Problem:
All material below is to be reproduced exactly.

Extracted data:
########################################

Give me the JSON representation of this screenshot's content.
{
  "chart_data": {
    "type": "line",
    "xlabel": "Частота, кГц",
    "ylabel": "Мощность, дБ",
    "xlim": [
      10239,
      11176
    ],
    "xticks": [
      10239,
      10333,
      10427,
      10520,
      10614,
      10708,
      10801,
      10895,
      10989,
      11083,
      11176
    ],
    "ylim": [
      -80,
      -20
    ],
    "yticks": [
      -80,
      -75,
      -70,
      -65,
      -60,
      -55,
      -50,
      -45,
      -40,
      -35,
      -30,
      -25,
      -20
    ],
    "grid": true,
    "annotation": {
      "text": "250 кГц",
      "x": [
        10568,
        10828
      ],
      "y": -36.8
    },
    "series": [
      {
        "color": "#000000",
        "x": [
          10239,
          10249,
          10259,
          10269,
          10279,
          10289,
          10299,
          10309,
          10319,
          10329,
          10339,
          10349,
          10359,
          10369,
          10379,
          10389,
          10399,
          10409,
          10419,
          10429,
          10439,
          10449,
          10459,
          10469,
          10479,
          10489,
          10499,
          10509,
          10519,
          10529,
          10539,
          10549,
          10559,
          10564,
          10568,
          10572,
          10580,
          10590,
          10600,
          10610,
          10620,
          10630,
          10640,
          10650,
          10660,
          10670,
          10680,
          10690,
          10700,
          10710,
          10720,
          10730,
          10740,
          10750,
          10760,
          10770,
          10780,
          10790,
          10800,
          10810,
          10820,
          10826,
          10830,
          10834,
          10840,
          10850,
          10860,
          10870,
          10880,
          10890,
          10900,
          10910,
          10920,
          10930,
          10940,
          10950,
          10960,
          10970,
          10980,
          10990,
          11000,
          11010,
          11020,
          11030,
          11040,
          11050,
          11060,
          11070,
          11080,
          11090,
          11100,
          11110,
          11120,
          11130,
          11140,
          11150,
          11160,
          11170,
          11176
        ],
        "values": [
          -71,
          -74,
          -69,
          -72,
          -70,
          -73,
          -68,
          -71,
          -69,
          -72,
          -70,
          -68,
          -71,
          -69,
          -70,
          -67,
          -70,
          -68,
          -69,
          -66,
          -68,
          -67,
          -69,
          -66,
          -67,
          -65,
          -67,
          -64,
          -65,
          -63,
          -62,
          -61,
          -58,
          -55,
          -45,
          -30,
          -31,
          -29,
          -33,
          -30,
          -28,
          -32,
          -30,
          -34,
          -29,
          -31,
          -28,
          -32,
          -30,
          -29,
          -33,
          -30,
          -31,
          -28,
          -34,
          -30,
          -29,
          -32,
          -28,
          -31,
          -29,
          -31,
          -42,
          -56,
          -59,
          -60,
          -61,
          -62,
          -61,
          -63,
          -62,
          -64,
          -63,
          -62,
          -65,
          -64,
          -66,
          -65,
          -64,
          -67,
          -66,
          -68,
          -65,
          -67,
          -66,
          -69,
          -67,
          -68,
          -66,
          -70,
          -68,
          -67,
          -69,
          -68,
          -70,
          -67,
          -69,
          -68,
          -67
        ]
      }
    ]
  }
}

########################################

Task response:
Give me the JSON representation of this screenshot's content.
{
  "chart_data": {
    "type": "line",
    "xlabel": "Частота, кГц",
    "ylabel": "Мощность, дБ",
    "xlim": [
      10239,
      11176
    ],
    "xticks": [
      10239,
      10333,
      10427,
      10520,
      10614,
      10708,
      10801,
      10895,
      10989,
      11083,
      11176
    ],
    "ylim": [
      -80,
      -20
    ],
    "yticks": [
      -80,
      -75,
      -70,
      -65,
      -60,
      -55,
      -50,
      -45,
      -40,
      -35,
      -30,
      -25,
      -20
    ],
    "grid": true,
    "annotation": {
      "text": "250 кГц",
      "x": [
        10568,
        10828
      ],
      "y": -36.8
    },
    "series": [
      {
        "color": "#000000",
        "x": [
          10239,
          10249,
          10259,
          10269,
          10279,
          10289,
          10299,
          10309,
          10319,
          10329,
          10339,
          10349,
          10359,
          10369,
          10379,
          10389,
          10399,
          10409,
          10419,
          10429,
          10439,
          10449,
          10459,
          10469,
          10479,
          10489,
          10499,
          10509,
          10519,
          10529,
          10539,
          10549,
          10559,
          10564,
          10568,
          10572,
          10580,
          10590,
          10600,
          10610,
          10620,
          10630,
          10640,
          10650,
          10660,
          10670,
          10680,
          10690,
          10700,
          10710,
          10720,
          10730,
          10740,
          10750,
          10760,
          10770,
          10780,
          10790,
          10800,
          10810,
          10820,
          10826,
          10830,
          10834,
          10840,
          10850,
          10860,
          10870,
          10880,
          10890,
          10900,
          10910,
          10920,
          10930,
          10940,
          10950,
          10960,
          10970,
          10980,
          10990,
          11000,
          11010,
          11020,
          11030,
          11040,
          11050,
          11060,
          11070,
          11080,
          11090,
          11100,
          11110,
          11120,
          11130,
          11140,
          11150,
          11160,
          11170,
          11176
        ],
        "values": [
          -71,
          -74,
          -69,
          -72,
          -70,
          -73,
          -68,
          -71,
          -69,
          -72,
          -70,
          -68,
          -71,
          -69,
          -70,
          -67,
          -70,
          -68,
          -69,
          -66,
          -68,
          -67,
          -69,
          -66,
          -67,
          -65,
          -67,
          -64,
          -65,
          -63,
          -62,
          -61,
          -58,
          -55,
          -45,
          -30,
          -31,
          -29,
          -33,
          -30,
          -28,
          -32,
          -30,
          -34,
          -29,
          -31,
          -28,
          -32,
          -30,
          -29,
          -33,
          -30,
          -31,
          -28,
          -34,
          -30,
          -29,
          -32,
          -28,
          -31,
          -29,
          -31,
          -42,
          -56,
          -59,
          -60,
          -61,
          -62,
          -61,
          -63,
          -62,
          -64,
          -63,
          -62,
          -65,
          -64,
          -66,
          -65,
          -64,
          -67,
          -66,
          -68,
          -65,
          -67,
          -66,
          -69,
          -67,
          -68,
          -66,
          -70,
          -68,
          -67,
          -69,
          -68,
          -70,
          -67,
          -69,
          -68,
          -67
        ]
      }
    ]
  }
}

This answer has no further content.